**REQUIREMENTS**
Output every line below without omitting or altering anything.

(Stored data entries)
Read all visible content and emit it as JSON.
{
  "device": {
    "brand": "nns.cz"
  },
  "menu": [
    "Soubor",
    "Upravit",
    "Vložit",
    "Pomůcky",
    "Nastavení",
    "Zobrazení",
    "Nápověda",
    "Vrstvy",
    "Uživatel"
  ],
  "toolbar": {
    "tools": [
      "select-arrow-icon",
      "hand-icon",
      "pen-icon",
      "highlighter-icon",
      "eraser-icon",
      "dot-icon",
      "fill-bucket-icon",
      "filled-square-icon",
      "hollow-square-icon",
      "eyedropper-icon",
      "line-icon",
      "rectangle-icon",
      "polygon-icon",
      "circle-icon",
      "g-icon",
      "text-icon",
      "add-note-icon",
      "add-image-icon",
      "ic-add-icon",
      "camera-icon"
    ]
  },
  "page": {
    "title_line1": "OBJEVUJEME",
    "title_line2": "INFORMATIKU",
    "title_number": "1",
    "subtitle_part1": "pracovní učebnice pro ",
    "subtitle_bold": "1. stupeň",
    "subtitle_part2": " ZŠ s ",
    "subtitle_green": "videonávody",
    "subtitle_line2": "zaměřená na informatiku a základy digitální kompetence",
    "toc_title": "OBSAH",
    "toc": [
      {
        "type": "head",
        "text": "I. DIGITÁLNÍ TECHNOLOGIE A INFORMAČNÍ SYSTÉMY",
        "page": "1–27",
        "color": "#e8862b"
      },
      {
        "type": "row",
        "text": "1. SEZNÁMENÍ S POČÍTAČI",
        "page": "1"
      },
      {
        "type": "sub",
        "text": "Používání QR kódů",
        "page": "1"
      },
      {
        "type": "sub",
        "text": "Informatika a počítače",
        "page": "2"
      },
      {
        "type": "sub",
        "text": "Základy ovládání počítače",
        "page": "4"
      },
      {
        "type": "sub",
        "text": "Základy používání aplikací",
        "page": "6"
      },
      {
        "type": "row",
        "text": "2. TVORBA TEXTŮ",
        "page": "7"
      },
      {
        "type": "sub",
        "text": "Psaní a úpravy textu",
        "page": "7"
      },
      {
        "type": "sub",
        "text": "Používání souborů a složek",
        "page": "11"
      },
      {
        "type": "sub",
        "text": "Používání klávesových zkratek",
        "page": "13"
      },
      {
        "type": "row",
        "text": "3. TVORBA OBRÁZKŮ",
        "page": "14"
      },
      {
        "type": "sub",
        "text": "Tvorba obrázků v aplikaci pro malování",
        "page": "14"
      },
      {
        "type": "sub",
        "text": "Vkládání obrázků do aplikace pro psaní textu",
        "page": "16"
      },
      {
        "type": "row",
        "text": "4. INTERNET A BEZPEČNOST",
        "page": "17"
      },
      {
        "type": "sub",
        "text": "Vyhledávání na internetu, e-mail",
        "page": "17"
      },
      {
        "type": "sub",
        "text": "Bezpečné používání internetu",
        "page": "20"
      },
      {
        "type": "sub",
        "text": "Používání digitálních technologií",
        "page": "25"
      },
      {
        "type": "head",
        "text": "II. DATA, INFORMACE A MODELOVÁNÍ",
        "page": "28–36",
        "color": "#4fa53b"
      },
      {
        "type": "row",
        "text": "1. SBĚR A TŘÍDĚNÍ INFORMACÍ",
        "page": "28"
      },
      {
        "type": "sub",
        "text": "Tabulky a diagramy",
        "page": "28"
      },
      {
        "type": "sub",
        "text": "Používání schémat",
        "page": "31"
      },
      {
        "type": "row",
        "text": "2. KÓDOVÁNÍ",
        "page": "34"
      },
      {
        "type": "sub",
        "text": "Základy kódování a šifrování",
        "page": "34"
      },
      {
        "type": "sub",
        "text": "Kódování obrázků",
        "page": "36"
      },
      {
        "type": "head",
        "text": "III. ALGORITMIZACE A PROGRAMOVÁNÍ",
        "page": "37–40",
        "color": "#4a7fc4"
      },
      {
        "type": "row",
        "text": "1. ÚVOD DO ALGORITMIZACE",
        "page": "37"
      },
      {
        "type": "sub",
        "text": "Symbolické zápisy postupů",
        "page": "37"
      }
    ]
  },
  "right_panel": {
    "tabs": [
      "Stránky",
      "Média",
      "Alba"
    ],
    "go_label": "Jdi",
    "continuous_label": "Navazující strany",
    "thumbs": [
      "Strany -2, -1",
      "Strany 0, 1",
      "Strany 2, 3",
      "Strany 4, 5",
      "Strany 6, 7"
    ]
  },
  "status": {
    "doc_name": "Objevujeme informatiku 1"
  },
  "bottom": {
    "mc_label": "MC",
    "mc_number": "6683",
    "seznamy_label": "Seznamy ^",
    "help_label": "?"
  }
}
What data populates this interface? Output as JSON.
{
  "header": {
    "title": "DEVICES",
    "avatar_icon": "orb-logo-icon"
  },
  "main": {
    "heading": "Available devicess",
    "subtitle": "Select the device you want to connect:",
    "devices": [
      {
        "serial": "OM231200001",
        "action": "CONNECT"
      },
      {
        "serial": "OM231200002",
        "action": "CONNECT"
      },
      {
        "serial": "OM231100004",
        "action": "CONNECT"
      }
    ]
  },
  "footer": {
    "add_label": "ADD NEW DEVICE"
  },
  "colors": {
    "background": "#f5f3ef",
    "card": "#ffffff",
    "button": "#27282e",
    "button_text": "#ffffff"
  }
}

**THE SOLUTION**
Read all visible content and emit it as JSON.
{
  "device": {
    "brand": "nns.cz"
  },
  "menu": [
    "Soubor",
    "Upravit",
    "Vložit",
    "Pomůcky",
    "Nastavení",
    "Zobrazení",
    "Nápověda",
    "Vrstvy",
    "Uživatel"
  ],
  "toolbar": {
    "tools": [
      "select-arrow-icon",
      "hand-icon",
      "pen-icon",
      "highlighter-icon",
      "eraser-icon",
      "dot-icon",
      "fill-bucket-icon",
      "filled-square-icon",
      "hollow-square-icon",
      "eyedropper-icon",
      "line-icon",
      "rectangle-icon",
      "polygon-icon",
      "circle-icon",
      "g-icon",
      "text-icon",
      "add-note-icon",
      "add-image-icon",
      "ic-add-icon",
      "camera-icon"
    ]
  },
  "page": {
    "title_line1": "OBJEVUJEME",
    "title_line2": "INFORMATIKU",
    "title_number": "1",
    "subtitle_part1": "pracovní učebnice pro ",
    "subtitle_bold": "1. stupeň",
    "subtitle_part2": " ZŠ s ",
    "subtitle_green": "videonávody",
    "subtitle_line2": "zaměřená na informatiku a základy digitální kompetence",
    "toc_title": "OBSAH",
    "toc": [
      {
        "type": "head",
        "text": "I. DIGITÁLNÍ TECHNOLOGIE A INFORMAČNÍ SYSTÉMY",
        "page": "1–27",
        "color": "#e8862b"
      },
      {
        "type": "row",
        "text": "1. SEZNÁMENÍ S POČÍTAČI",
        "page": "1"
      },
      {
        "type": "sub",
        "text": "Používání QR kódů",
        "page": "1"
      },
      {
        "type": "sub",
        "text": "Informatika a počítače",
        "page": "2"
      },
      {
        "type": "sub",
        "text": "Základy ovládání počítače",
        "page": "4"
      },
      {
        "type": "sub",
        "text": "Základy používání aplikací",
        "page": "6"
      },
      {
        "type": "row",
        "text": "2. TVORBA TEXTŮ",
        "page": "7"
      },
      {
        "type": "sub",
        "text": "Psaní a úpravy textu",
        "page": "7"
      },
      {
        "type": "sub",
        "text": "Používání souborů a složek",
        "page": "11"
      },
      {
        "type": "sub",
        "text": "Používání klávesových zkratek",
        "page": "13"
      },
      {
        "type": "row",
        "text": "3. TVORBA OBRÁZKŮ",
        "page": "14"
      },
      {
        "type": "sub",
        "text": "Tvorba obrázků v aplikaci pro malování",
        "page": "14"
      },
      {
        "type": "sub",
        "text": "Vkládání obrázků do aplikace pro psaní textu",
        "page": "16"
      },
      {
        "type": "row",
        "text": "4. INTERNET A BEZPEČNOST",
        "page": "17"
      },
      {
        "type": "sub",
        "text": "Vyhledávání na internetu, e-mail",
        "page": "17"
      },
      {
        "type": "sub",
        "text": "Bezpečné používání internetu",
        "page": "20"
      },
      {
        "type": "sub",
        "text": "Používání digitálních technologií",
        "page": "25"
      },
      {
        "type": "head",
        "text": "II. DATA, INFORMACE A MODELOVÁNÍ",
        "page": "28–36",
        "color": "#4fa53b"
      },
      {
        "type": "row",
        "text": "1. SBĚR A TŘÍDĚNÍ INFORMACÍ",
        "page": "28"
      },
      {
        "type": "sub",
        "text": "Tabulky a diagramy",
        "page": "28"
      },
      {
        "type": "sub",
        "text": "Používání schémat",
        "page": "31"
      },
      {
        "type": "row",
        "text": "2. KÓDOVÁNÍ",
        "page": "34"
      },
      {
        "type": "sub",
        "text": "Základy kódování a šifrování",
        "page": "34"
      },
      {
        "type": "sub",
        "text": "Kódování obrázků",
        "page": "36"
      },
      {
        "type": "head",
        "text": "III. ALGORITMIZACE A PROGRAMOVÁNÍ",
        "page": "37–40",
        "color": "#4a7fc4"
      },
      {
        "type": "row",
        "text": "1. ÚVOD DO ALGORITMIZACE",
        "page": "37"
      },
      {
        "type": "sub",
        "text": "Symbolické zápisy postupů",
        "page": "37"
      }
    ]
  },
  "right_panel": {
    "tabs": [
      "Stránky",
      "Média",
      "Alba"
    ],
    "go_label": "Jdi",
    "continuous_label": "Navazující strany",
    "thumbs": [
      "Strany -2, -1",
      "Strany 0, 1",
      "Strany 2, 3",
      "Strany 4, 5",
      "Strany 6, 7"
    ]
  },
  "status": {
    "doc_name": "Objevujeme informatiku 1"
  },
  "bottom": {
    "mc_label": "MC",
    "mc_number": "6683",
    "seznamy_label": "Seznamy ^",
    "help_label": "?"
  }
}
What data populates this interface? Output as JSON.
{
  "header": {
    "title": "DEVICES",
    "avatar_icon": "orb-logo-icon"
  },
  "main": {
    "heading": "Available devicess",
    "subtitle": "Select the device you want to connect:",
    "devices": [
      {
        "serial": "OM231200001",
        "action": "CONNECT"
      },
      {
        "serial": "OM231200002",
        "action": "CONNECT"
      },
      {
        "serial": "OM231100004",
        "action": "CONNECT"
      }
    ]
  },
  "footer": {
    "add_label": "ADD NEW DEVICE"
  },
  "colors": {
    "background": "#f5f3ef",
    "card": "#ffffff",
    "button": "#27282e",
    "button_text": "#ffffff"
  }
}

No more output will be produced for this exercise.